[Start]
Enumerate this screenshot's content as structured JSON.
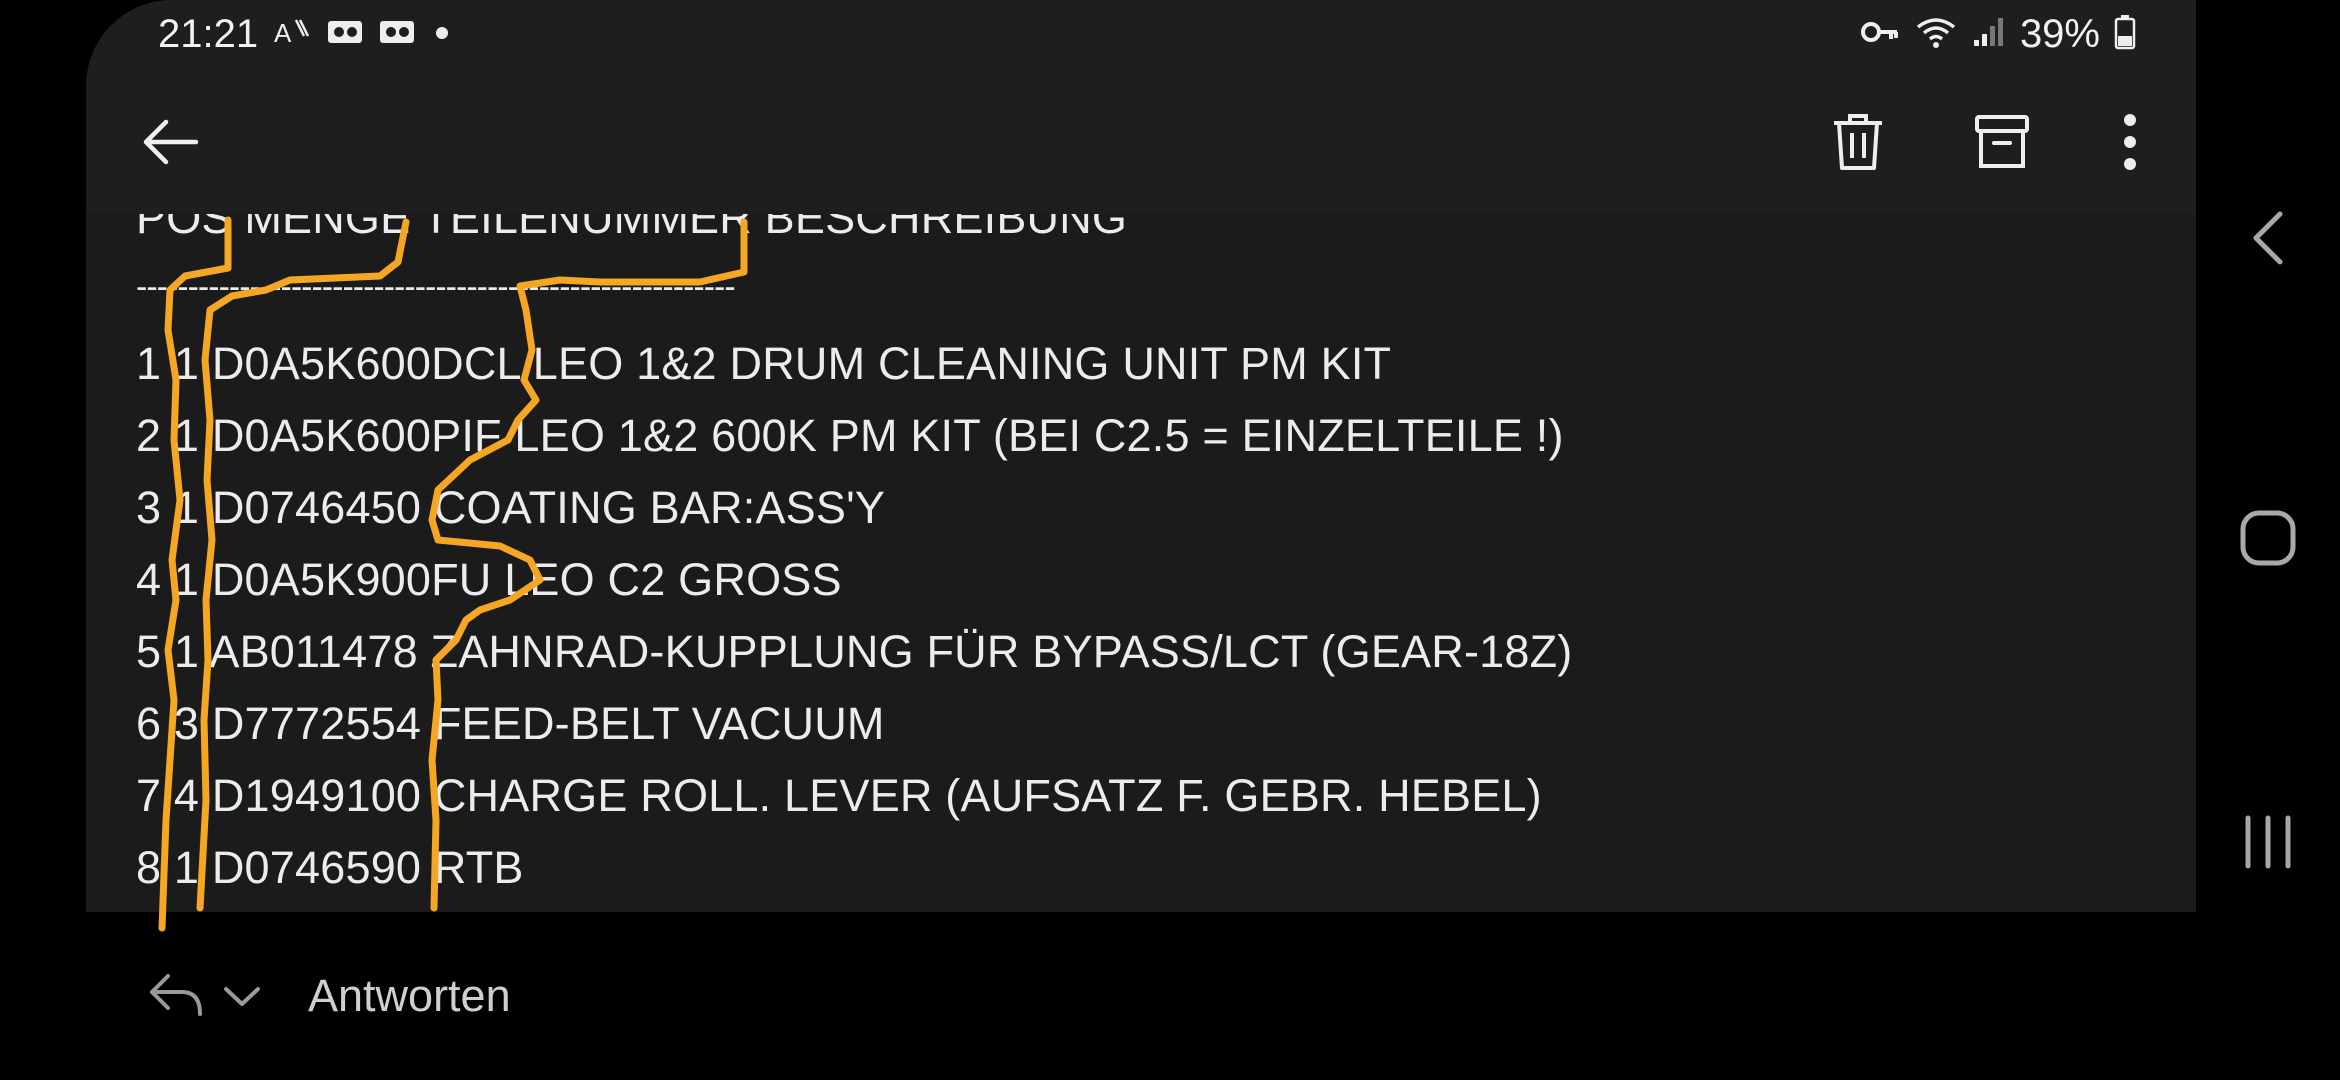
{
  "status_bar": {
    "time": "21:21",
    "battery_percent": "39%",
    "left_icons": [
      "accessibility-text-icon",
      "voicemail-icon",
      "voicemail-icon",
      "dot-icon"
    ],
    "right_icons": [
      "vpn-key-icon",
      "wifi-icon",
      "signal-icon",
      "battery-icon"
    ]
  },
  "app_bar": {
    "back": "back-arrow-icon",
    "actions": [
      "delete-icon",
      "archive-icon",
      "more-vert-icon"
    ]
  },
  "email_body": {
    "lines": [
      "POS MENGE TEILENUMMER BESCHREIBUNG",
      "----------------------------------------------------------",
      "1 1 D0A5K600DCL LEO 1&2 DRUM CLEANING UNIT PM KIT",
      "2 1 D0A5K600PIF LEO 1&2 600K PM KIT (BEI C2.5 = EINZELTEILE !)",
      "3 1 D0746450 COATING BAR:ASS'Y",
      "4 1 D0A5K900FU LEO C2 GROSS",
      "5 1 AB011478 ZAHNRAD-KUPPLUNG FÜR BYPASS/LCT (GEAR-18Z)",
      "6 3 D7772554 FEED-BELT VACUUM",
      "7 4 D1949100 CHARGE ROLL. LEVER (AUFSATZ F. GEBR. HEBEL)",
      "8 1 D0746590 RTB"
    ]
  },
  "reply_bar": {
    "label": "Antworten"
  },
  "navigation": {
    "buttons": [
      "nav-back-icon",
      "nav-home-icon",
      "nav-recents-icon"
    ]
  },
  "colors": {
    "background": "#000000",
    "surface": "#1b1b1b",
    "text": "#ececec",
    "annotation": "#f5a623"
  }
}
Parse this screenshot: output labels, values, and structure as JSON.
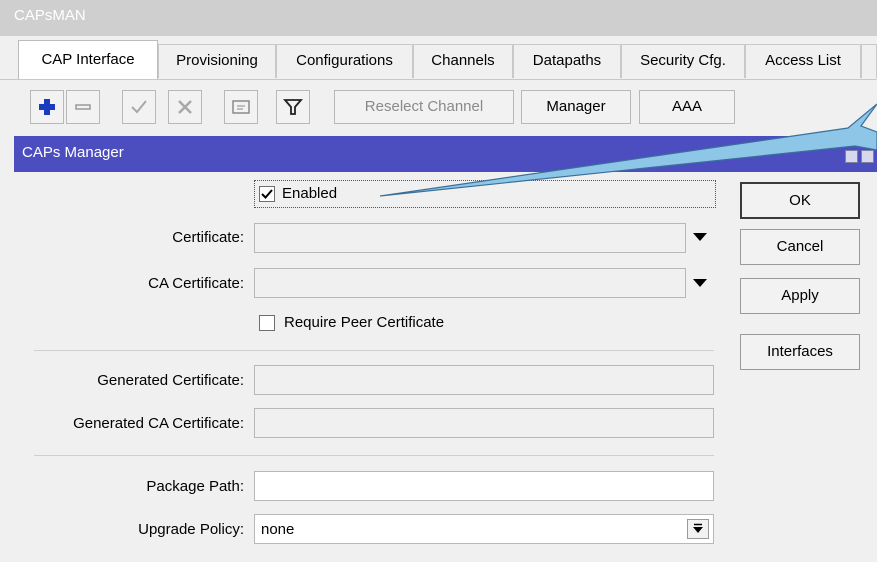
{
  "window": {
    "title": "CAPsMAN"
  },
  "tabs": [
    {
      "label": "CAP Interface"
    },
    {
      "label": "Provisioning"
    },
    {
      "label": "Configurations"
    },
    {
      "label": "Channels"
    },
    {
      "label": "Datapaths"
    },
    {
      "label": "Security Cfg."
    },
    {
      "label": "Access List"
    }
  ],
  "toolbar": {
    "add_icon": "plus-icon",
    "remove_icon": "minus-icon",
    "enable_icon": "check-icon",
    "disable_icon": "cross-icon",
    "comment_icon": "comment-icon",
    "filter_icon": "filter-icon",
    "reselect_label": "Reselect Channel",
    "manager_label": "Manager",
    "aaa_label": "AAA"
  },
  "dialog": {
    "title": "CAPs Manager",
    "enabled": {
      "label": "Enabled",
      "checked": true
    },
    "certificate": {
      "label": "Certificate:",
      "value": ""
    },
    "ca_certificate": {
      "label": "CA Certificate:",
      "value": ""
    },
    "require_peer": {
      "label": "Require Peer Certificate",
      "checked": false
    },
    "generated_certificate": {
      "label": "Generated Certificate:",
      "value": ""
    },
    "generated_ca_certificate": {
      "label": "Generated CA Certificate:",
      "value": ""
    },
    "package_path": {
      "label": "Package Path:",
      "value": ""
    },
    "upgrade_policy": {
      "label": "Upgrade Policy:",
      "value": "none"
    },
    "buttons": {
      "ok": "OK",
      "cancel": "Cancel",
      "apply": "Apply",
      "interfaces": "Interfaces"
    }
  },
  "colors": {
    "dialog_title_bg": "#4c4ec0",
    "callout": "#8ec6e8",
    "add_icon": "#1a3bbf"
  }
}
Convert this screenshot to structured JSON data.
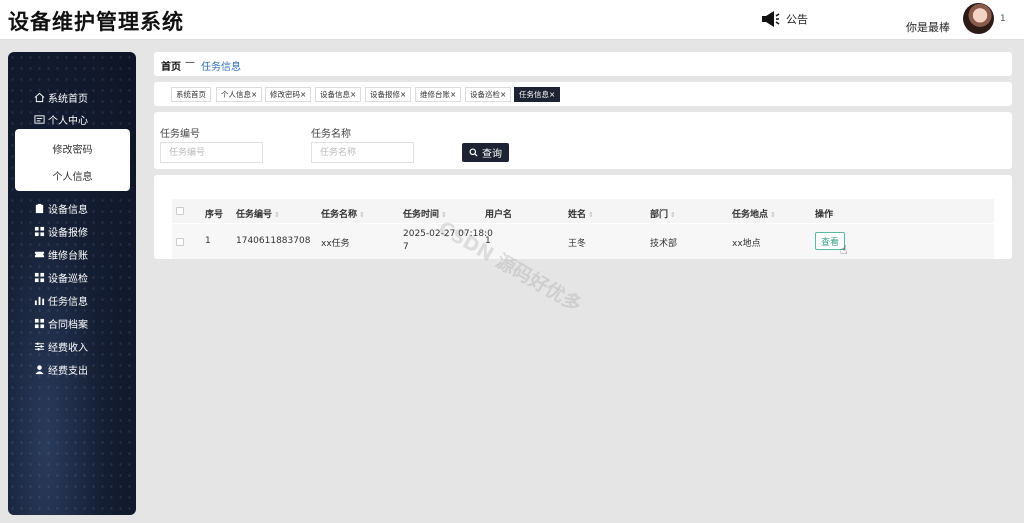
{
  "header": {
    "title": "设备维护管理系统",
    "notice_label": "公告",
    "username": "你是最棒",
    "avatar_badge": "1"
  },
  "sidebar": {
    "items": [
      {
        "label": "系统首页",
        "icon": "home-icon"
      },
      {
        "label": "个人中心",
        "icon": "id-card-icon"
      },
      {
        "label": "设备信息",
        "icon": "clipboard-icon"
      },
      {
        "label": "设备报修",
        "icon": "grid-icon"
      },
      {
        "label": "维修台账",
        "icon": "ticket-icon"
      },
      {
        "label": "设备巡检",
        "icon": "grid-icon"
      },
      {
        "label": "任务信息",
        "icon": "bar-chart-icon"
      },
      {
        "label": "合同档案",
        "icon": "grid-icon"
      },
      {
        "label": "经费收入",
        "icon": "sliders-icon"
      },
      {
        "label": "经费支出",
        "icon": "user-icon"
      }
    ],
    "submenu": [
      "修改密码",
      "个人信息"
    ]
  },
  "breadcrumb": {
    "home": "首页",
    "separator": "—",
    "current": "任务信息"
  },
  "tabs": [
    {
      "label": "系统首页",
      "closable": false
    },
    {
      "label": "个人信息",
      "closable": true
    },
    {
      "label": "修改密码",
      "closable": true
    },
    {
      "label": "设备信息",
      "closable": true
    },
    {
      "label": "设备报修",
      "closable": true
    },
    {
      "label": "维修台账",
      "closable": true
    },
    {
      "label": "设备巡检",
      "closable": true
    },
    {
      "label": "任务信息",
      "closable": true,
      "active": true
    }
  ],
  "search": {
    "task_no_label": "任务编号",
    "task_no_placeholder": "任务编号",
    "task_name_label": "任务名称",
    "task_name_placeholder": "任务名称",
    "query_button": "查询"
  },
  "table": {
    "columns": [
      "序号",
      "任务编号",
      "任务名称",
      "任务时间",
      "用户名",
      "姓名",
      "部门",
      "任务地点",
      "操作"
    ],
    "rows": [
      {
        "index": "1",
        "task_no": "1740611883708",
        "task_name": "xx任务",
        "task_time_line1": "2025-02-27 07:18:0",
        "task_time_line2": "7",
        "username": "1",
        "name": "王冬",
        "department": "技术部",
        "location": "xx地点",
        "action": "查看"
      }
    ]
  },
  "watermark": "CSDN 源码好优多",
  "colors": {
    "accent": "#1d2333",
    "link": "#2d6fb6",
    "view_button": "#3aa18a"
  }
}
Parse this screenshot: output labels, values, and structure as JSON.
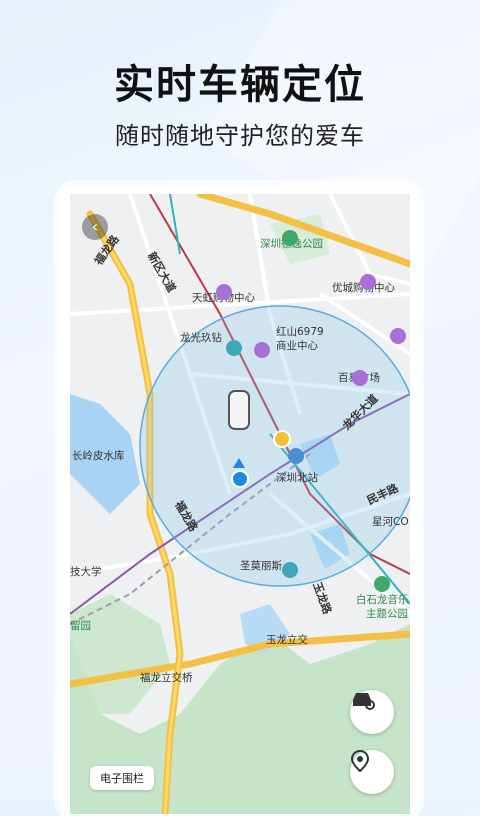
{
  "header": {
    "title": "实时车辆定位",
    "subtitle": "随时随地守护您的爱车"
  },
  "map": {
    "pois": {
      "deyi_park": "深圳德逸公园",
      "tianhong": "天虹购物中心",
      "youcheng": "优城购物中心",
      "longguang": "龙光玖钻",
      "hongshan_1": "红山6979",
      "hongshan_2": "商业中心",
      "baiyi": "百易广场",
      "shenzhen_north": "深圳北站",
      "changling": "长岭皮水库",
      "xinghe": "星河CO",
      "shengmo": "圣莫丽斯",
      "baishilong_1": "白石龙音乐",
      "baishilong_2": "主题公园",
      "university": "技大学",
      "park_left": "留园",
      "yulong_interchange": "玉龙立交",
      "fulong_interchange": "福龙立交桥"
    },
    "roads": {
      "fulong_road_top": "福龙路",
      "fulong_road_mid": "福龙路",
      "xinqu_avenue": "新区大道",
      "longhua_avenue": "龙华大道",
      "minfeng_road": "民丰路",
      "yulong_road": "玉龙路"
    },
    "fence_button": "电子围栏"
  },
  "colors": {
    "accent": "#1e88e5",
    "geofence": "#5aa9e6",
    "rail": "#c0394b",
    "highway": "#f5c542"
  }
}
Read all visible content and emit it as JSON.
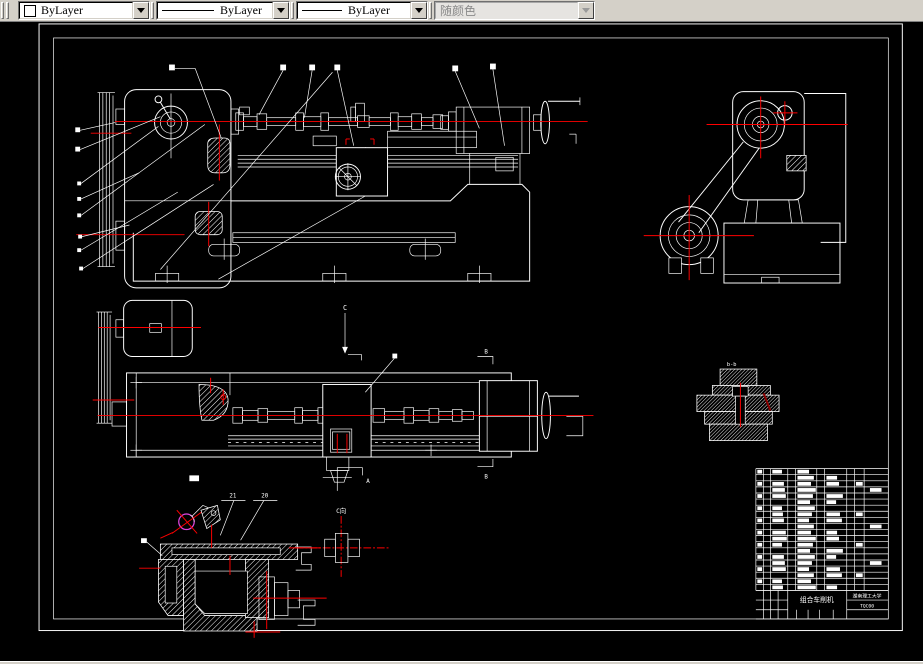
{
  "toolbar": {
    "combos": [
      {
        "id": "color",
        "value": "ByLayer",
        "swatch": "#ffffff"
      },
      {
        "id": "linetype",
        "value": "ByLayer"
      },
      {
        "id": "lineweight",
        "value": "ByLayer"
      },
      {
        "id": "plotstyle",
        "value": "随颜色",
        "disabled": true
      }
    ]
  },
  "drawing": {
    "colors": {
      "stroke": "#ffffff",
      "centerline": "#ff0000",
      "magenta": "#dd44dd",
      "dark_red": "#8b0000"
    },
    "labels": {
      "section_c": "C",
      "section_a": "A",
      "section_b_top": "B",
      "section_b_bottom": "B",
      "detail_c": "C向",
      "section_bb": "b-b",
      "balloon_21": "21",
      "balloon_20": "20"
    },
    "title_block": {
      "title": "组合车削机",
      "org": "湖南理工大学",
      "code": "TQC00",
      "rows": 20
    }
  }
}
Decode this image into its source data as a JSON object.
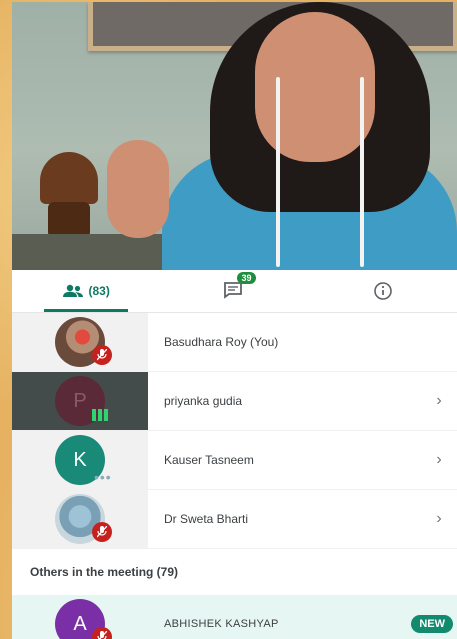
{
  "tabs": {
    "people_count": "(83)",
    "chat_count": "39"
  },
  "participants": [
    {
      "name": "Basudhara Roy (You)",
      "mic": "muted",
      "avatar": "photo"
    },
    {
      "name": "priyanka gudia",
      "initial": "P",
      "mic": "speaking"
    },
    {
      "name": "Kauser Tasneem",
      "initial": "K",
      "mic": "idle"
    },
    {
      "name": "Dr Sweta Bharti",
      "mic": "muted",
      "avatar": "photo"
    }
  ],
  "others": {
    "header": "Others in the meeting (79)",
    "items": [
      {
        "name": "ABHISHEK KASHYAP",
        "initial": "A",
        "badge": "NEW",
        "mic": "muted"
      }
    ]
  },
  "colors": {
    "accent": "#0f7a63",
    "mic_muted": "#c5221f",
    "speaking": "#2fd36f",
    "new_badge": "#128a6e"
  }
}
[End]
__What you should do__: Beginning with the line containing "Decode this image" and ending with the last line of the material, output each line exactly; do not include pictures.

__Task solution__:
Decode this image into its source data as a JSON object.
{
  "tabs": {
    "people_count": "(83)",
    "chat_count": "39"
  },
  "participants": [
    {
      "name": "Basudhara Roy (You)",
      "mic": "muted",
      "avatar": "photo"
    },
    {
      "name": "priyanka gudia",
      "initial": "P",
      "mic": "speaking"
    },
    {
      "name": "Kauser Tasneem",
      "initial": "K",
      "mic": "idle"
    },
    {
      "name": "Dr Sweta Bharti",
      "mic": "muted",
      "avatar": "photo"
    }
  ],
  "others": {
    "header": "Others in the meeting (79)",
    "items": [
      {
        "name": "ABHISHEK KASHYAP",
        "initial": "A",
        "badge": "NEW",
        "mic": "muted"
      }
    ]
  },
  "colors": {
    "accent": "#0f7a63",
    "mic_muted": "#c5221f",
    "speaking": "#2fd36f",
    "new_badge": "#128a6e"
  }
}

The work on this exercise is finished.